Goal =
Identify the lines that contain the word "data" and copy each one.

== Entries shown ==

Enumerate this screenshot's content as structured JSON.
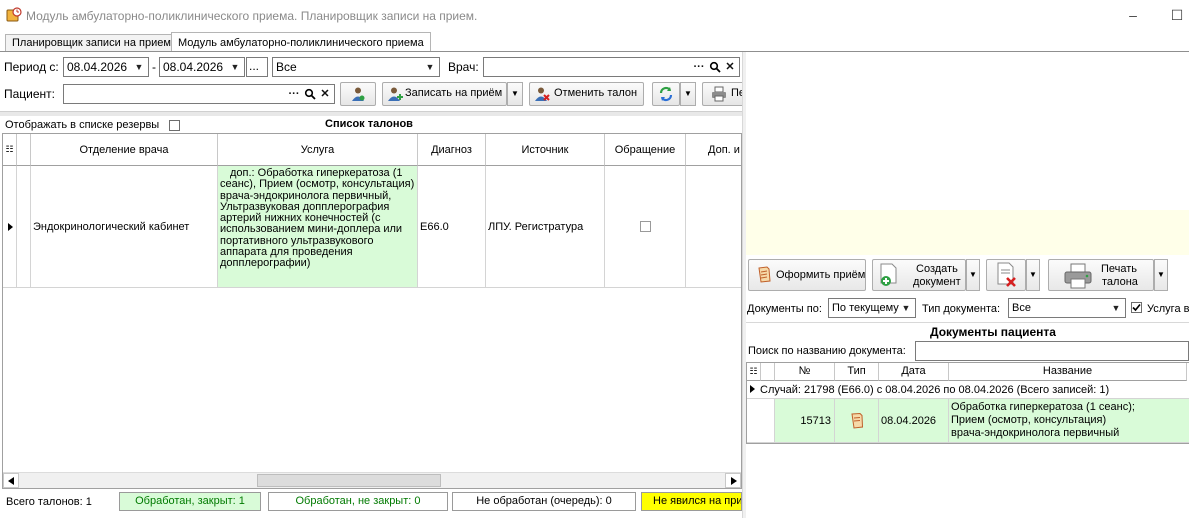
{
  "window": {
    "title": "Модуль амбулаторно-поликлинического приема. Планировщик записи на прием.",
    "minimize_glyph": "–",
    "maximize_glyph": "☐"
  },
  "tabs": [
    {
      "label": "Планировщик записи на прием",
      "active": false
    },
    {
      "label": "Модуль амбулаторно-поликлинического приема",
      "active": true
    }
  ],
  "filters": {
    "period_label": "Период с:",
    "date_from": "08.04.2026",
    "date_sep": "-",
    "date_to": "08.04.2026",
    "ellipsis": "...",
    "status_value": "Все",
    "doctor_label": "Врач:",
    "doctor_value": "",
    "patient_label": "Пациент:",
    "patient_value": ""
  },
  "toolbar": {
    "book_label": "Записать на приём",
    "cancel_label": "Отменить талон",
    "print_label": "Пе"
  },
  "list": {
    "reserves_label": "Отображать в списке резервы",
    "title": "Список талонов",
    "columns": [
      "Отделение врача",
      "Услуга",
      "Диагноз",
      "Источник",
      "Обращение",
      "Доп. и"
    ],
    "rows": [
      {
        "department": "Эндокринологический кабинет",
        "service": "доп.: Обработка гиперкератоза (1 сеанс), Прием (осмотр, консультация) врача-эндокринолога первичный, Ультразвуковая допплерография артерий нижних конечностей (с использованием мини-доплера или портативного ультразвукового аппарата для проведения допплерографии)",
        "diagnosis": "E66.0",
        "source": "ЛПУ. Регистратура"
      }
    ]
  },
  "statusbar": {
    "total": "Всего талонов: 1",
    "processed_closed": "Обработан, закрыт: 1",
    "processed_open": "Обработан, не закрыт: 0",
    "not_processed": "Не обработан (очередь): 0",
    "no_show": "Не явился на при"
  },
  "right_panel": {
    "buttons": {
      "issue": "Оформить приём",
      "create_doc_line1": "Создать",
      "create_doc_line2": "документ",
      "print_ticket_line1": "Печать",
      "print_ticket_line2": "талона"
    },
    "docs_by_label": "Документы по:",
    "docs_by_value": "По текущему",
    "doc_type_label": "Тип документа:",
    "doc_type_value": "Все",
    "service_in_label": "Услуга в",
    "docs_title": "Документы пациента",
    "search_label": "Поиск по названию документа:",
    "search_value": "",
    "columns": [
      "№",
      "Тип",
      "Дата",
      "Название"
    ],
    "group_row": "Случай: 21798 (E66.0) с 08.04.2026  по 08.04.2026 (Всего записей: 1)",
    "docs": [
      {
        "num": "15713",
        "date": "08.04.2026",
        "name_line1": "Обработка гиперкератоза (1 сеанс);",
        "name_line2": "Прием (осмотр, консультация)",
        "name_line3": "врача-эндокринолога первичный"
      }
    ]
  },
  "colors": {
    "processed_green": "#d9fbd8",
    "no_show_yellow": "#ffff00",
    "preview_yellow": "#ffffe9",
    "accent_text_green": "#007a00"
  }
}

===
== Entries shown ==

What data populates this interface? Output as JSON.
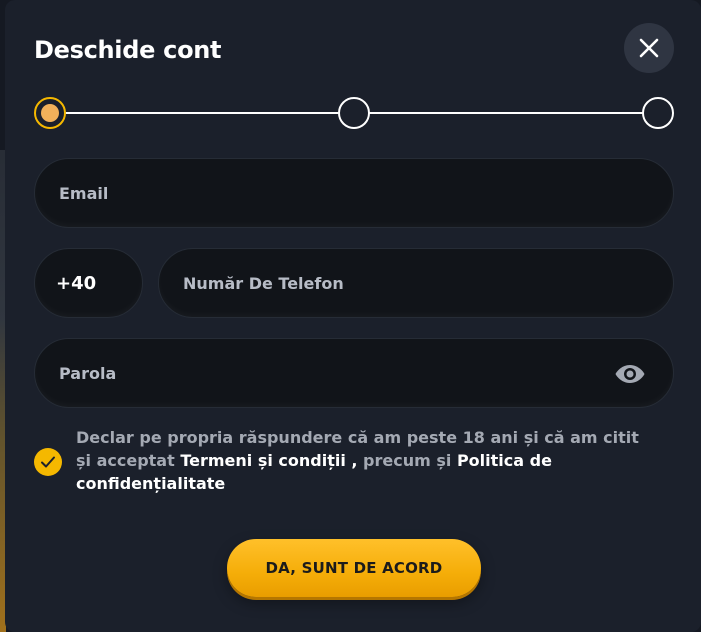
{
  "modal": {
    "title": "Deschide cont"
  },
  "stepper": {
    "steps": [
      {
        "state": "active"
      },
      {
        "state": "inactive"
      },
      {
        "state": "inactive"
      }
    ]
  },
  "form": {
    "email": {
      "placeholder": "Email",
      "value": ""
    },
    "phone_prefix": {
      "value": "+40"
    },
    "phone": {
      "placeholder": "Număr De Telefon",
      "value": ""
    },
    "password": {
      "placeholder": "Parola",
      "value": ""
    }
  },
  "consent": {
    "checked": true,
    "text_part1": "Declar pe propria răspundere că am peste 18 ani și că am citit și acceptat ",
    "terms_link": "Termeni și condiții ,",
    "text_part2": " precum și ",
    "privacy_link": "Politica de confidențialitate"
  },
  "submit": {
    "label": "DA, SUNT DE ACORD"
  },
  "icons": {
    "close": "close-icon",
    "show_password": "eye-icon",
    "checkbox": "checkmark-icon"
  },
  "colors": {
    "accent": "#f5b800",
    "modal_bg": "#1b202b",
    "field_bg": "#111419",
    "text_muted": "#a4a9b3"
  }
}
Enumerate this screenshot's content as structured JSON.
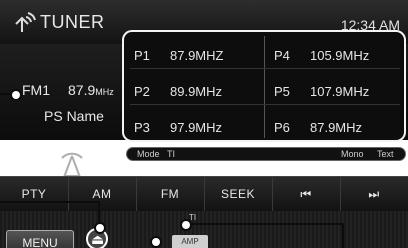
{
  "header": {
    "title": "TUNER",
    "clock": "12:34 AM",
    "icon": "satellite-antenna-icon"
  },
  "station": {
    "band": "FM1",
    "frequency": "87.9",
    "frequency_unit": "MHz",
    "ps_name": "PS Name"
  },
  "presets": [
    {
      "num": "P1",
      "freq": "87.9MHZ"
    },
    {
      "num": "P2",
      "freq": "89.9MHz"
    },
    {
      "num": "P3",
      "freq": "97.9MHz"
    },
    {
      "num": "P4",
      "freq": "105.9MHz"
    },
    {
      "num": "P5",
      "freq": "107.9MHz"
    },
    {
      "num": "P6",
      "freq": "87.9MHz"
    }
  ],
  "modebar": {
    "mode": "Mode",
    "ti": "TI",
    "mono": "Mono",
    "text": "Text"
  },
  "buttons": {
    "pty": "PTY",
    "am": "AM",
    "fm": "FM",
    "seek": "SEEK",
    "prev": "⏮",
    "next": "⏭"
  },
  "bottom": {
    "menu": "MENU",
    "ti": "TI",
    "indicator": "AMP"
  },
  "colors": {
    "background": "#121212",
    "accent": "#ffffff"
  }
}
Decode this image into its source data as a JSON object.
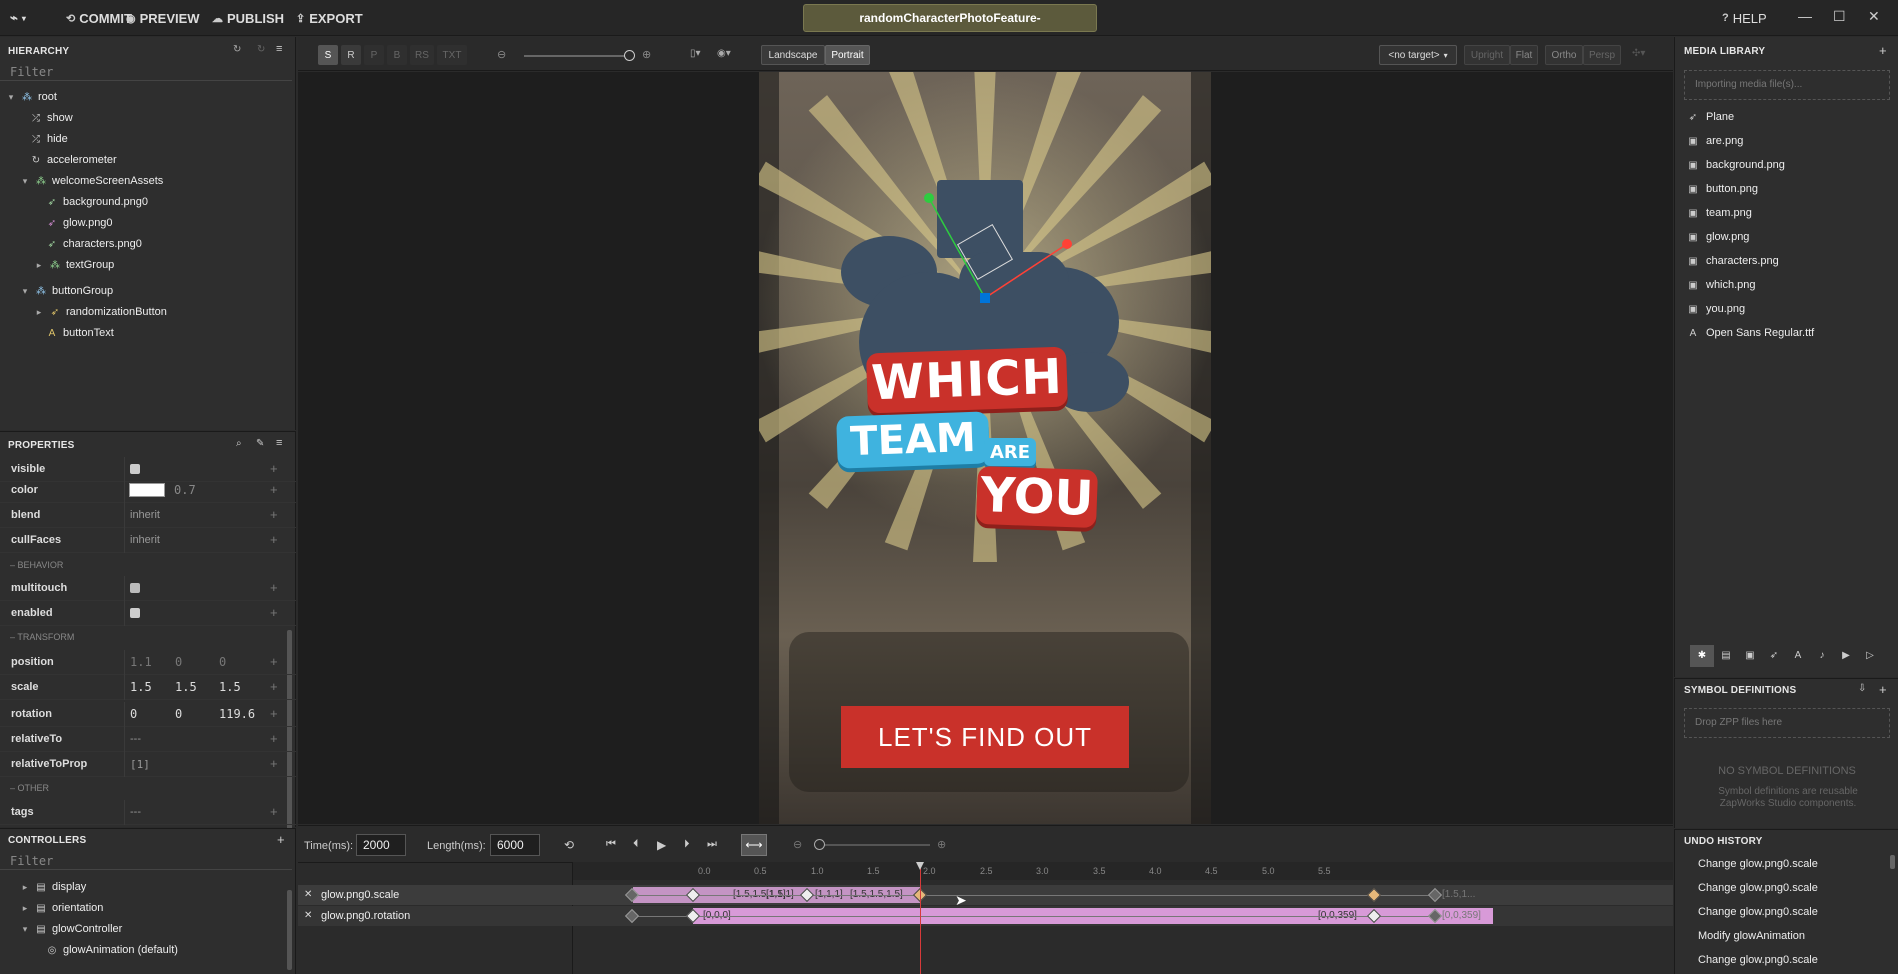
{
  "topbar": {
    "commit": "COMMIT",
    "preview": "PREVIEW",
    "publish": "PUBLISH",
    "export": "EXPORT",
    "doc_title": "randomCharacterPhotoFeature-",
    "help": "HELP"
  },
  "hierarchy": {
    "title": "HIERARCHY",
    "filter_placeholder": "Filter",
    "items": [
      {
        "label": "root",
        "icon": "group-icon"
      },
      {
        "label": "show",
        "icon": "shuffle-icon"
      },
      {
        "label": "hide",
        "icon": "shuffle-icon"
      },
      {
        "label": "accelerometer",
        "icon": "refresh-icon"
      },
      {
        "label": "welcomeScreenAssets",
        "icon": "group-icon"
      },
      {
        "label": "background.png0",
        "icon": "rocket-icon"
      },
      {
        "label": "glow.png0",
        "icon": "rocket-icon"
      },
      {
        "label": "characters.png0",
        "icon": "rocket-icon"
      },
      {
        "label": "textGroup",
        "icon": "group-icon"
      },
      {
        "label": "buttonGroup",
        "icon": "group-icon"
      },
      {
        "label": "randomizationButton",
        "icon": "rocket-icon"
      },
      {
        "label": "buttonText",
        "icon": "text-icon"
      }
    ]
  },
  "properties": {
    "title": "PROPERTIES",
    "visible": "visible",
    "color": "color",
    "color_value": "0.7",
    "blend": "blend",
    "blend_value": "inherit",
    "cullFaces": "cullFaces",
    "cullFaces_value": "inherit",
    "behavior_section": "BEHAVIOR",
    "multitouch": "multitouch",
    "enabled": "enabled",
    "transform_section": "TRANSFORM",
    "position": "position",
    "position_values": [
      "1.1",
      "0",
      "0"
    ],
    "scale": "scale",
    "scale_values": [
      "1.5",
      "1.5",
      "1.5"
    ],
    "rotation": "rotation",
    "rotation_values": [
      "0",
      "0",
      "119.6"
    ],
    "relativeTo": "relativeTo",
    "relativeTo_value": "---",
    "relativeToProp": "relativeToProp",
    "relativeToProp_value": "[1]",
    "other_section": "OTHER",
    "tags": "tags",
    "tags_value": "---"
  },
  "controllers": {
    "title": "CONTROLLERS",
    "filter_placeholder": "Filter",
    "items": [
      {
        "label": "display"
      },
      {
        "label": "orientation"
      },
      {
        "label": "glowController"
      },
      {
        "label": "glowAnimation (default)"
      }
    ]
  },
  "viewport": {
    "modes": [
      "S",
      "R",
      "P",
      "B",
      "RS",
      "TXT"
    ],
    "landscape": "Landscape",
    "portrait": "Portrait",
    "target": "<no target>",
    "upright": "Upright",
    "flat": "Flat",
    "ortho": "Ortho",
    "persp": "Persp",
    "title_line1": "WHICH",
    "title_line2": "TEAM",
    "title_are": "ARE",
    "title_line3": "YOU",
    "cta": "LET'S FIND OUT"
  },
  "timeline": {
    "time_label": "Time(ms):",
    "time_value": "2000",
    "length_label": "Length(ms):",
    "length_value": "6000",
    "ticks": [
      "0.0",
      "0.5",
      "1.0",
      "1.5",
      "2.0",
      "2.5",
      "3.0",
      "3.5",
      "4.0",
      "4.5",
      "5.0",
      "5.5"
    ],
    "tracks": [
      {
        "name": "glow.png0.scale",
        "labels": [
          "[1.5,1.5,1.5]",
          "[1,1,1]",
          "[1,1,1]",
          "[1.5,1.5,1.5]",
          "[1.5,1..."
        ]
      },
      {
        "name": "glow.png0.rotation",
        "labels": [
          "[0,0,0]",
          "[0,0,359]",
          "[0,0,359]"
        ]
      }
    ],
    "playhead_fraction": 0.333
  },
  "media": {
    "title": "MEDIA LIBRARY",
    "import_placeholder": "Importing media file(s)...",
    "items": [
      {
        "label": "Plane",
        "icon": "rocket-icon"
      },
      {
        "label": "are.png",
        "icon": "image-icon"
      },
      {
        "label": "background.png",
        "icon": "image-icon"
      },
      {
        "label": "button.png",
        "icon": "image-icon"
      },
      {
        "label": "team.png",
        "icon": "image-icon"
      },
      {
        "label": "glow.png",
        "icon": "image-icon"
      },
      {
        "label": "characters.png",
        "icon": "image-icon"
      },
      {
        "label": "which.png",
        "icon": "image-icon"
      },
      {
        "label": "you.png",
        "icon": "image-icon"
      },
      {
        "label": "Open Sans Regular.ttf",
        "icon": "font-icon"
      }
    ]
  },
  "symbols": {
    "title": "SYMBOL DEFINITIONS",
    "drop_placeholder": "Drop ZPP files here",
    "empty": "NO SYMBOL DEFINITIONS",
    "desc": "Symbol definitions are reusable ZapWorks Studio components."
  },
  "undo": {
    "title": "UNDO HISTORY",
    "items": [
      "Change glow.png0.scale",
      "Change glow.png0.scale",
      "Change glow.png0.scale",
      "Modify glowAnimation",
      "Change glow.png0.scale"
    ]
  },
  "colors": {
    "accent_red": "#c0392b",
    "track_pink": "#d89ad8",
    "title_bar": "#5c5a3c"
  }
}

===

Finished task =
What data populates this interface? Output as JSON.
Decode this image into its source data as a JSON object.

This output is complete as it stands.